====== Dataset rows ======
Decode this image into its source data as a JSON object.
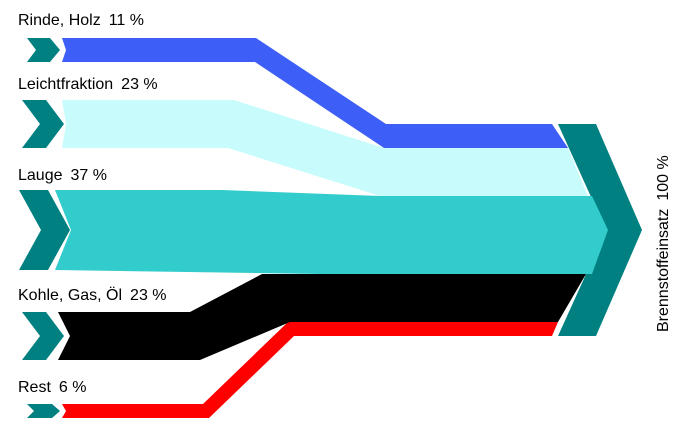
{
  "diagram": {
    "type": "sankey",
    "inputs": [
      {
        "name": "Rinde, Holz",
        "percent": "11 %",
        "value": 11,
        "color": "#3e5ef8"
      },
      {
        "name": "Leichtfraktion",
        "percent": "23 %",
        "value": 23,
        "color": "#c8fcfc"
      },
      {
        "name": "Lauge",
        "percent": "37 %",
        "value": 37,
        "color": "#33cccc"
      },
      {
        "name": "Kohle, Gas, Öl",
        "percent": "23 %",
        "value": 23,
        "color": "#000000"
      },
      {
        "name": "Rest",
        "percent": "6 %",
        "value": 6,
        "color": "#ff0000"
      }
    ],
    "output": {
      "name": "Brennstoffeinsatz",
      "percent": "100 %",
      "value": 100,
      "color": "#008080"
    },
    "marker_color": "#008080"
  }
}
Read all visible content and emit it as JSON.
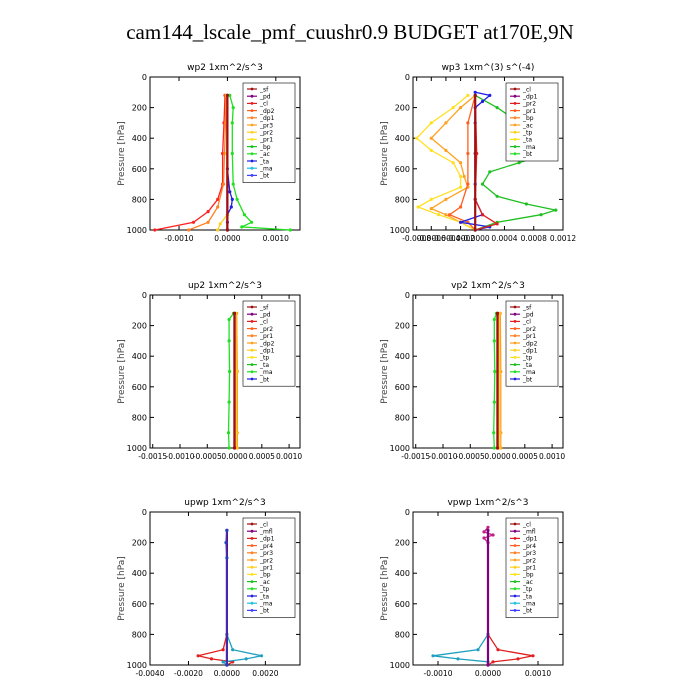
{
  "figure_title": "cam144_lscale_pmf_cuushr0.9  BUDGET at170E,9N",
  "chart_data": [
    {
      "type": "line",
      "title": "wp2  1xm^2/s^3",
      "ylabel": "Pressure [hPa]",
      "xlim": [
        -0.0016,
        0.0015
      ],
      "ylim": [
        1000,
        0
      ],
      "xticks": [
        -0.001,
        0.0,
        0.001
      ],
      "xtick_labels": [
        "-0.0010",
        "0.0000",
        "0.0010"
      ],
      "yticks": [
        0,
        200,
        400,
        600,
        800,
        1000
      ],
      "ytick_labels": [
        "0",
        "200",
        "400",
        "600",
        "800",
        "1000"
      ],
      "legend": [
        "_sf",
        "_pd",
        "_cl",
        "_dp2",
        "_dp1",
        "_pr3",
        "_pr2",
        "_pr1",
        "_bp",
        "_ac",
        "_ta",
        "_ma",
        "_bt"
      ],
      "series": [
        {
          "name": "_cl",
          "color": "#ff2020",
          "y": [
            120,
            300,
            500,
            700,
            800,
            880,
            950,
            1000
          ],
          "values": [
            -5e-05,
            -7e-05,
            -0.0001,
            -0.0001,
            -0.0002,
            -0.0004,
            -0.0007,
            -0.0015
          ]
        },
        {
          "name": "_dp2",
          "color": "#ff8020",
          "y": [
            120,
            300,
            500,
            700,
            850,
            950,
            1000
          ],
          "values": [
            -3e-05,
            -4e-05,
            -6e-05,
            -8e-05,
            -0.0002,
            -0.0004,
            -0.0008
          ]
        },
        {
          "name": "_pr1",
          "color": "#20e020",
          "y": [
            120,
            200,
            300,
            500,
            700,
            800,
            900,
            950,
            980,
            1000
          ],
          "values": [
            5e-05,
            0.00012,
            0.0001,
            0.0001,
            0.00012,
            0.0002,
            0.00035,
            0.0005,
            0.0003,
            0.0013
          ]
        },
        {
          "name": "_ta",
          "color": "#2020e0",
          "y": [
            600,
            750,
            800,
            850,
            900,
            950,
            1000
          ],
          "values": [
            0.0,
            5e-05,
            0.0001,
            8e-05,
            0.0,
            0.0,
            0.0
          ]
        },
        {
          "name": "_pr3",
          "color": "#ffd020",
          "y": [
            120,
            500,
            900,
            960,
            1000
          ],
          "values": [
            -2e-05,
            -1e-05,
            0.0,
            -0.00015,
            -0.0002
          ]
        },
        {
          "name": "_pd",
          "color": "#800080",
          "y": [
            120,
            1000
          ],
          "values": [
            0.0,
            0.0
          ]
        },
        {
          "name": "_bt",
          "color": "#20c0e0",
          "y": [
            120,
            1000
          ],
          "values": [
            0.0,
            0.0
          ]
        },
        {
          "name": "_sf",
          "color": "#a01010",
          "y": [
            120,
            1000
          ],
          "values": [
            0.0,
            0.0
          ]
        }
      ]
    },
    {
      "type": "line",
      "title": "wp3  1xm^(3) s^(-4)",
      "ylabel": "Pressure [hPa]",
      "xlim": [
        -0.00085,
        0.0012
      ],
      "ylim": [
        1000,
        0
      ],
      "xticks": [
        -0.0008,
        -0.0006,
        -0.0004,
        -0.0002,
        0.0,
        0.0004,
        0.0008,
        0.0012
      ],
      "xtick_labels": [
        "-0.0008",
        "-0.0006",
        "-0.0004",
        "-0.0002",
        "-0.0000",
        "0.0004",
        "0.0008",
        "0.0012"
      ],
      "yticks": [
        0,
        200,
        400,
        600,
        800,
        1000
      ],
      "ytick_labels": [
        "0",
        "200",
        "400",
        "600",
        "800",
        "1000"
      ],
      "legend": [
        "_cl",
        "_dp1",
        "_pr2",
        "_pr1",
        "_bp",
        "_ac",
        "_tp",
        "_ta",
        "_ma",
        "_bt"
      ],
      "series": [
        {
          "name": "_ac",
          "color": "#20c020",
          "y": [
            120,
            200,
            280,
            350,
            420,
            480,
            560,
            620,
            700,
            780,
            830,
            870,
            900,
            950,
            1000
          ],
          "values": [
            0.0,
            0.0003,
            0.00055,
            0.0005,
            0.0007,
            0.0011,
            0.0006,
            0.0002,
            0.0001,
            0.0003,
            0.0007,
            0.0011,
            0.0009,
            0.0003,
            0.0
          ]
        },
        {
          "name": "_pr2",
          "color": "#ffa020",
          "y": [
            120,
            200,
            300,
            400,
            480,
            560,
            650,
            720,
            800,
            860,
            900,
            950,
            1000
          ],
          "values": [
            0.0,
            -0.0002,
            -0.0004,
            -0.0006,
            -0.0004,
            -0.0002,
            -0.00015,
            -0.0001,
            -0.0004,
            -0.0006,
            -0.0004,
            -0.0002,
            0.0
          ]
        },
        {
          "name": "_pr1",
          "color": "#ffe020",
          "y": [
            120,
            200,
            300,
            400,
            480,
            560,
            650,
            720,
            800,
            850,
            900,
            950,
            1000
          ],
          "values": [
            -0.0001,
            -0.0003,
            -0.0006,
            -0.0008,
            -0.0006,
            -0.0003,
            -0.0002,
            -0.0002,
            -0.0006,
            -0.00078,
            -0.0005,
            -0.0002,
            0.0
          ]
        },
        {
          "name": "_dp1",
          "color": "#ff6020",
          "y": [
            120,
            300,
            500,
            700,
            850,
            900,
            950,
            1000
          ],
          "values": [
            0.0,
            -0.0001,
            -0.0001,
            -0.0001,
            -0.0002,
            -0.00035,
            -0.0001,
            0.0
          ]
        },
        {
          "name": "_tp",
          "color": "#2020e0",
          "y": [
            100,
            120,
            160,
            200,
            300,
            500,
            700,
            800,
            900,
            950,
            980,
            1000
          ],
          "values": [
            0.0,
            0.0002,
            0.0001,
            0.0,
            0.0,
            0.0,
            0.0,
            0.0,
            0.0001,
            -0.0002,
            0.0002,
            0.0
          ]
        },
        {
          "name": "_cl",
          "color": "#e02020",
          "y": [
            120,
            500,
            800,
            900,
            960,
            1000
          ],
          "values": [
            0.0,
            2e-05,
            0.0,
            0.0001,
            0.0003,
            0.0
          ]
        },
        {
          "name": "_bt",
          "color": "#20c0e0",
          "y": [
            120,
            1000
          ],
          "values": [
            0.0,
            0.0
          ]
        },
        {
          "name": "_ma",
          "color": "#a01010",
          "y": [
            120,
            1000
          ],
          "values": [
            0.0,
            0.0
          ]
        }
      ]
    },
    {
      "type": "line",
      "title": "up2  1xm^2/s^3",
      "ylabel": "Pressure [hPa]",
      "xlim": [
        -0.00155,
        0.0012
      ],
      "ylim": [
        1000,
        0
      ],
      "xticks": [
        -0.0015,
        -0.001,
        -0.0005,
        0.0,
        0.0005,
        0.001
      ],
      "xtick_labels": [
        "-0.0015",
        "-0.0010",
        "-0.0005",
        "0.0000",
        "0.0005",
        "0.0010"
      ],
      "yticks": [
        0,
        200,
        400,
        600,
        800,
        1000
      ],
      "ytick_labels": [
        "0",
        "200",
        "400",
        "600",
        "800",
        "1000"
      ],
      "legend": [
        "_sf",
        "_pd",
        "_cl",
        "_pr2",
        "_pr1",
        "_dp2",
        "_dp1",
        "_tp",
        "_ta",
        "_ma",
        "_bt"
      ],
      "series": [
        {
          "name": "_dp2",
          "color": "#20e020",
          "y": [
            120,
            160,
            300,
            500,
            700,
            900,
            1000
          ],
          "values": [
            -2e-05,
            -0.0001,
            -0.0001,
            -9e-05,
            -0.0001,
            -0.00011,
            -0.0001
          ]
        },
        {
          "name": "_pr2",
          "color": "#ffa020",
          "y": [
            120,
            500,
            900,
            1000
          ],
          "values": [
            4e-05,
            5e-05,
            5e-05,
            5e-05
          ]
        },
        {
          "name": "_pr1",
          "color": "#ffd020",
          "y": [
            120,
            500,
            900,
            1000
          ],
          "values": [
            2e-05,
            3e-05,
            3e-05,
            3e-05
          ]
        },
        {
          "name": "_pd",
          "color": "#800080",
          "y": [
            120,
            1000
          ],
          "values": [
            0.0,
            0.0
          ]
        },
        {
          "name": "_sf",
          "color": "#a01010",
          "y": [
            120,
            1000
          ],
          "values": [
            0.0,
            0.0
          ]
        }
      ]
    },
    {
      "type": "line",
      "title": "vp2  1xm^2/s^3",
      "ylabel": "Pressure [hPa]",
      "xlim": [
        -0.00155,
        0.0012
      ],
      "ylim": [
        1000,
        0
      ],
      "xticks": [
        -0.0015,
        -0.001,
        -0.0005,
        0.0,
        0.0005,
        0.001
      ],
      "xtick_labels": [
        "-0.0015",
        "-0.0010",
        "-0.0005",
        "0.0000",
        "0.0005",
        "0.0010"
      ],
      "yticks": [
        0,
        200,
        400,
        600,
        800,
        1000
      ],
      "ytick_labels": [
        "0",
        "200",
        "400",
        "600",
        "800",
        "1000"
      ],
      "legend": [
        "_sf",
        "_pd",
        "_cl",
        "_pr2",
        "_pr1",
        "_dp2",
        "_dp1",
        "_tp",
        "_ta",
        "_ma",
        "_bt"
      ],
      "series": [
        {
          "name": "_dp2",
          "color": "#20e020",
          "y": [
            120,
            160,
            300,
            500,
            700,
            900,
            1000
          ],
          "values": [
            -2e-05,
            -6e-05,
            -6e-05,
            -5e-05,
            -6e-05,
            -7e-05,
            -6e-05
          ]
        },
        {
          "name": "_pr2",
          "color": "#ffa020",
          "y": [
            120,
            500,
            900,
            1000
          ],
          "values": [
            5e-05,
            6e-05,
            6e-05,
            6e-05
          ]
        },
        {
          "name": "_pr1",
          "color": "#ffd020",
          "y": [
            120,
            500,
            900,
            1000
          ],
          "values": [
            3e-05,
            3e-05,
            3e-05,
            3e-05
          ]
        },
        {
          "name": "_pd",
          "color": "#800080",
          "y": [
            120,
            1000
          ],
          "values": [
            0.0,
            0.0
          ]
        },
        {
          "name": "_sf",
          "color": "#a01010",
          "y": [
            120,
            1000
          ],
          "values": [
            0.0,
            0.0
          ]
        }
      ]
    },
    {
      "type": "line",
      "title": "upwp  1xm^2/s^3",
      "ylabel": "Pressure [hPa]",
      "xlim": [
        -0.004,
        0.0038
      ],
      "ylim": [
        1000,
        0
      ],
      "xticks": [
        -0.004,
        -0.002,
        0.0,
        0.002
      ],
      "xtick_labels": [
        "-0.0040",
        "-0.0020",
        "0.0000",
        "0.0020"
      ],
      "yticks": [
        0,
        200,
        400,
        600,
        800,
        1000
      ],
      "ytick_labels": [
        "0",
        "200",
        "400",
        "600",
        "800",
        "1000"
      ],
      "legend": [
        "_cl",
        "_mfl",
        "_dp1",
        "_pr4",
        "_pr3",
        "_pr2",
        "_pr1",
        "_bp",
        "_ac",
        "_tp",
        "_ta",
        "_ma",
        "_bt"
      ],
      "series": [
        {
          "name": "_dp1",
          "color": "#e02020",
          "y": [
            800,
            900,
            940,
            960,
            980,
            1000
          ],
          "values": [
            0.0,
            -0.0002,
            -0.0015,
            -0.0008,
            0.0003,
            0.0
          ]
        },
        {
          "name": "_ac",
          "color": "#20a0c0",
          "y": [
            800,
            900,
            940,
            960,
            980,
            1000
          ],
          "values": [
            0.0,
            0.0003,
            0.0018,
            0.001,
            -0.0002,
            0.0
          ]
        },
        {
          "name": "_mfl",
          "color": "#800080",
          "y": [
            120,
            1000
          ],
          "values": [
            0.0,
            0.0
          ]
        },
        {
          "name": "_tp",
          "color": "#2040c0",
          "y": [
            120,
            200,
            300,
            1000
          ],
          "values": [
            0.0,
            -5e-05,
            0.0,
            0.0
          ]
        }
      ]
    },
    {
      "type": "line",
      "title": "vpwp  1xm^2/s^3",
      "ylabel": "Pressure [hPa]",
      "xlim": [
        -0.0015,
        0.0015
      ],
      "ylim": [
        1000,
        0
      ],
      "xticks": [
        -0.001,
        0.0,
        0.001
      ],
      "xtick_labels": [
        "-0.0010",
        "0.0000",
        "0.0010"
      ],
      "yticks": [
        0,
        200,
        400,
        600,
        800,
        1000
      ],
      "ytick_labels": [
        "0",
        "200",
        "400",
        "600",
        "800",
        "1000"
      ],
      "legend": [
        "_cl",
        "_mfl",
        "_dp1",
        "_pr4",
        "_pr3",
        "_pr2",
        "_pr1",
        "_bp",
        "_ac",
        "_tp",
        "_ta",
        "_ma",
        "_bt"
      ],
      "series": [
        {
          "name": "_dp1",
          "color": "#e02020",
          "y": [
            800,
            900,
            940,
            960,
            980,
            1000
          ],
          "values": [
            0.0,
            0.0002,
            0.0009,
            0.0006,
            0.0001,
            0.0
          ]
        },
        {
          "name": "_ac",
          "color": "#20a0c0",
          "y": [
            800,
            900,
            940,
            960,
            980,
            1000
          ],
          "values": [
            0.0,
            -0.0002,
            -0.0011,
            -0.0006,
            0.0,
            0.0
          ]
        },
        {
          "name": "_cl",
          "color": "#c02080",
          "y": [
            100,
            130,
            150,
            170,
            200,
            1000
          ],
          "values": [
            0.0,
            -8e-05,
            0.0001,
            -8e-05,
            0.0,
            0.0
          ]
        },
        {
          "name": "_mfl",
          "color": "#800080",
          "y": [
            120,
            1000
          ],
          "values": [
            0.0,
            0.0
          ]
        }
      ]
    }
  ]
}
======
__Given problem__. Tally up the lines holding the word "JSON" in the data above, and answer with that figure only.

__Written answer__. 2